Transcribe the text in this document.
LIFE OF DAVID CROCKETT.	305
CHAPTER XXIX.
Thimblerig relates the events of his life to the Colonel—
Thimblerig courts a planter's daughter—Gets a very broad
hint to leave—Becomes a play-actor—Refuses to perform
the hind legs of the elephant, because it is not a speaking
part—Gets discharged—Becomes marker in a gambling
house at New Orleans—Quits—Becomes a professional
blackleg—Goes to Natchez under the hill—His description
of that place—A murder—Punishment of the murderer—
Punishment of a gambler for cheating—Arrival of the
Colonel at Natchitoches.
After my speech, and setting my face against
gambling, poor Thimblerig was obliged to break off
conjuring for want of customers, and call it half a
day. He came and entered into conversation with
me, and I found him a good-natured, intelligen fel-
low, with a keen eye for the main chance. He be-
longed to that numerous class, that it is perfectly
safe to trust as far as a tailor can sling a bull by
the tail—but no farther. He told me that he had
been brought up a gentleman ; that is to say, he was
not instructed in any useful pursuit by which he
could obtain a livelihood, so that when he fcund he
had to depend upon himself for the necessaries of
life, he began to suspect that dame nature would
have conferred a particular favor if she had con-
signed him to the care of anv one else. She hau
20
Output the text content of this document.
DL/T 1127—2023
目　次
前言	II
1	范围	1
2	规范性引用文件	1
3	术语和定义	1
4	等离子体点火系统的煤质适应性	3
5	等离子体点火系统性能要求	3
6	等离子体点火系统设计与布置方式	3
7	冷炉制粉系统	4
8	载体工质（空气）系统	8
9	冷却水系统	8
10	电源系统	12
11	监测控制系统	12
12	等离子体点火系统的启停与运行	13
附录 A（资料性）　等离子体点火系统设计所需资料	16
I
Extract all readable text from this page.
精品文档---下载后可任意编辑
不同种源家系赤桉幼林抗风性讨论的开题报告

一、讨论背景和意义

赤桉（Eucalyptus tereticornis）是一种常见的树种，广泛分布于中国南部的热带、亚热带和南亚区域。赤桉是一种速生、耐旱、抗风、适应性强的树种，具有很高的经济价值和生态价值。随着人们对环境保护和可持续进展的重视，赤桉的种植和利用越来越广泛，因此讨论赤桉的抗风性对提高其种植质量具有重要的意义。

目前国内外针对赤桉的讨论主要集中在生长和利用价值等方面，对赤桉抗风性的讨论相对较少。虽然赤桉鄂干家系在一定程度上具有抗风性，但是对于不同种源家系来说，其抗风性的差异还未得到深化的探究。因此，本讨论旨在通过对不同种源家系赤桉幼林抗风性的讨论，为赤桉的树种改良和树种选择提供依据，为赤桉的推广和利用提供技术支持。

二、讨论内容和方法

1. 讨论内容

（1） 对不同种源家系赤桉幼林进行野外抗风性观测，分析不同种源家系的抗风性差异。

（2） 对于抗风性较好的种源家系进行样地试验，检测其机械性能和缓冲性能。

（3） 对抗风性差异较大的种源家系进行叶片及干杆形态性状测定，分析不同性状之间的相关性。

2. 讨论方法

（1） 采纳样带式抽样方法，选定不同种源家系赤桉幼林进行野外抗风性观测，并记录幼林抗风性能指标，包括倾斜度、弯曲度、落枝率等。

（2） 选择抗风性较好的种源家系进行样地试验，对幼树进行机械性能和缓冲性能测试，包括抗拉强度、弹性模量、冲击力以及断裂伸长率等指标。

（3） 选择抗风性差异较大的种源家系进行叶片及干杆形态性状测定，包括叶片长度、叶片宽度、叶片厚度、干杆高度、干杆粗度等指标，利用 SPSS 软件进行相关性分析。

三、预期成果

» Required task: Gather every line from the entries above where the word "this" appears, and copy them.

» Output of the exercise:
Transcribe the text in this document.
Output the text content of this document.
Extract all readable text from this page.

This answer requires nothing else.